───── EXTRACTED DATA ─────

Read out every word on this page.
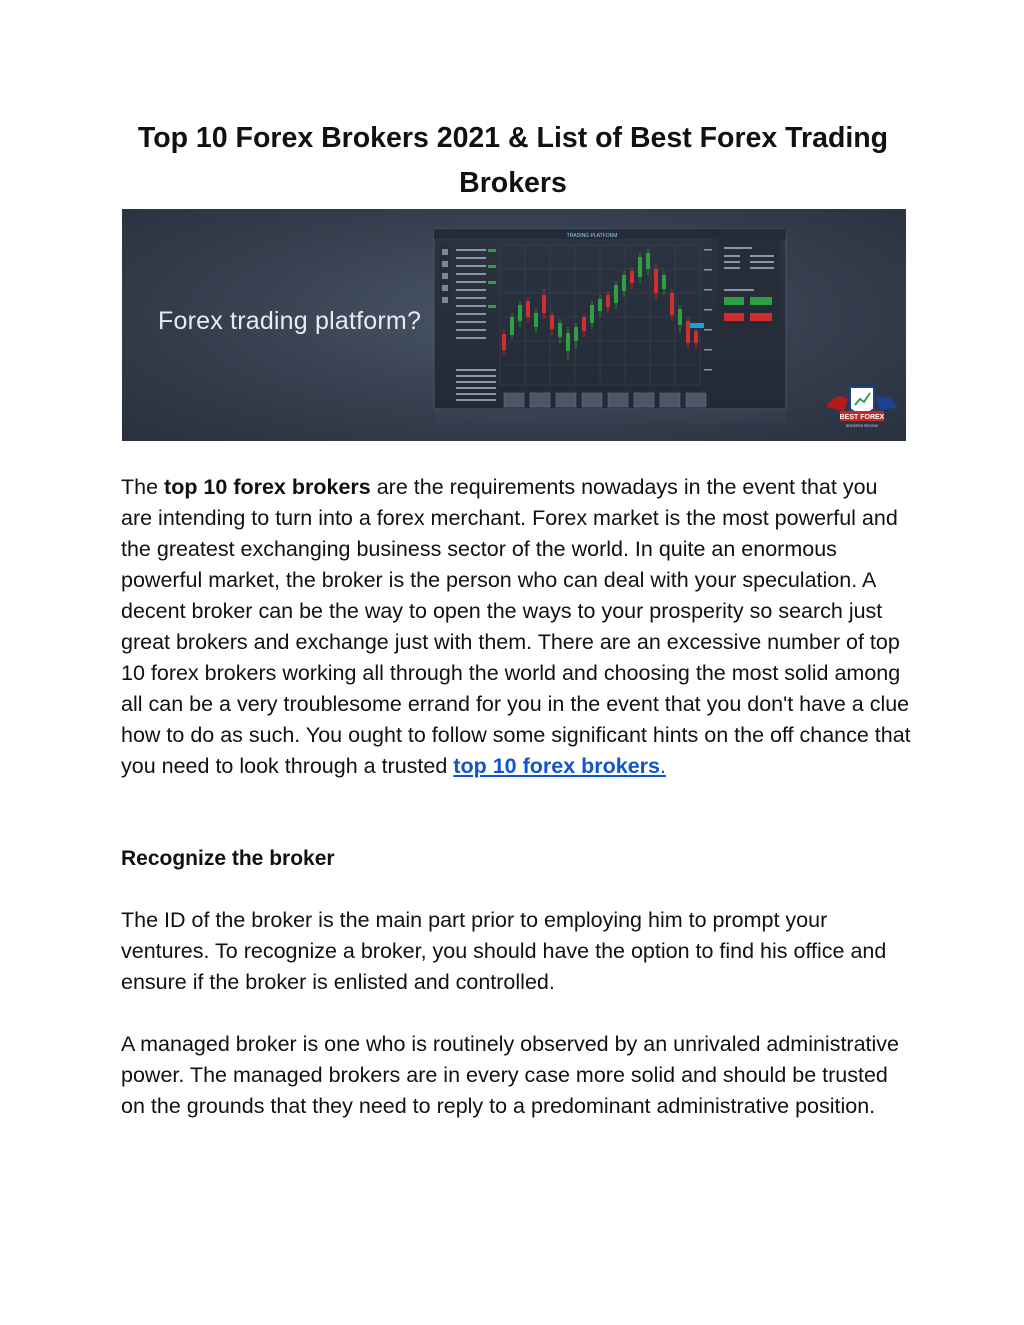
Top 10 Forex Brokers 2021 & List of Best Forex Trading Brokers
Forex trading platform?
TRADING PLATFORM
BEST FOREX
BROKERS REVIEW
The top 10 forex brokers are the requirements nowadays in the event that you are intending to turn into a forex merchant. Forex market is the most powerful and the greatest exchanging business sector of the world. In quite an enormous powerful market, the broker is the person who can deal with your speculation. A decent broker can be the way to open the ways to your prosperity so search just great brokers and exchange just with them. There are an excessive number of top 10 forex brokers working all through the world and choosing the most solid among all can be a very troublesome errand for you in the event that you don't have a clue how to do as such. You ought to follow some significant hints on the off chance that you need to look through a trusted top 10 forex brokers.
Recognize the broker
The ID of the broker is the main part prior to employing him to prompt your ventures. To recognize a broker, you should have the option to find his office and ensure if the broker is enlisted and controlled.
A managed broker is one who is routinely observed by an unrivaled administrative power. The managed brokers are in every case more solid and should be trusted on the grounds that they need to reply to a predominant administrative position.
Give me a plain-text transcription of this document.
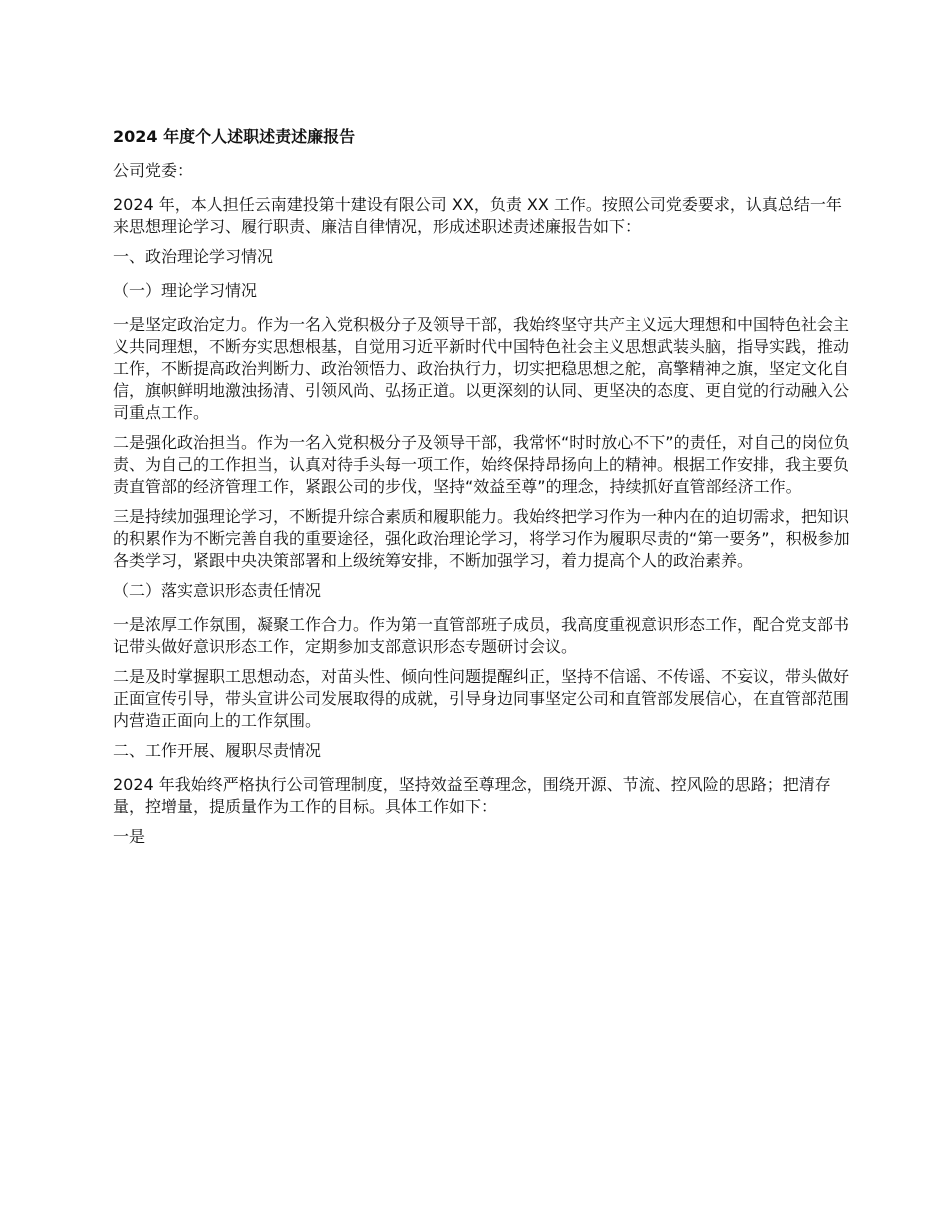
2024 年度个人述职述责述廉报告

公司党委：

2024 年，本人担任云南建投第十建设有限公司 XX，负责 XX 工作。按照公司党委要求，认真总结一年来思想理论学习、履行职责、廉洁自律情况，形成述职述责述廉报告如下：

一、政治理论学习情况

（一）理论学习情况

一是坚定政治定力。作为一名入党积极分子及领导干部，我始终坚守共产主义远大理想和中国特色社会主义共同理想，不断夯实思想根基，自觉用习近平新时代中国特色社会主义思想武装头脑，指导实践，推动工作，不断提高政治判断力、政治领悟力、政治执行力，切实把稳思想之舵，高擎精神之旗，坚定文化自信，旗帜鲜明地激浊扬清、引领风尚、弘扬正道。以更深刻的认同、更坚决的态度、更自觉的行动融入公司重点工作。

二是强化政治担当。作为一名入党积极分子及领导干部，我常怀“时时放心不下”的责任，对自己的岗位负责、为自己的工作担当，认真对待手头每一项工作，始终保持昂扬向上的精神。根据工作安排，我主要负责直管部的经济管理工作，紧跟公司的步伐，坚持“效益至尊”的理念，持续抓好直管部经济工作。

三是持续加强理论学习，不断提升综合素质和履职能力。我始终把学习作为一种内在的迫切需求，把知识的积累作为不断完善自我的重要途径，强化政治理论学习，将学习作为履职尽责的“第一要务”，积极参加各类学习，紧跟中央决策部署和上级统筹安排，不断加强学习，着力提高个人的政治素养。

（二）落实意识形态责任情况

一是浓厚工作氛围，凝聚工作合力。作为第一直管部班子成员，我高度重视意识形态工作，配合党支部书记带头做好意识形态工作，定期参加支部意识形态专题研讨会议。

二是及时掌握职工思想动态，对苗头性、倾向性问题提醒纠正，坚持不信谣、不传谣、不妄议，带头做好正面宣传引导，带头宣讲公司发展取得的成就，引导身边同事坚定公司和直管部发展信心，在直管部范围内营造正面向上的工作氛围。

二、工作开展、履职尽责情况

2024 年我始终严格执行公司管理制度，坚持效益至尊理念，围绕开源、节流、控风险的思路；把清存量，控增量，提质量作为工作的目标。具体工作如下：

一是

─────

» REQUIREMENT
Copy out every line of the listing that includes the string "this".

» EXERCISE RESPONSE
Read out every word on this page.
Give me a plain-text transcription of this document.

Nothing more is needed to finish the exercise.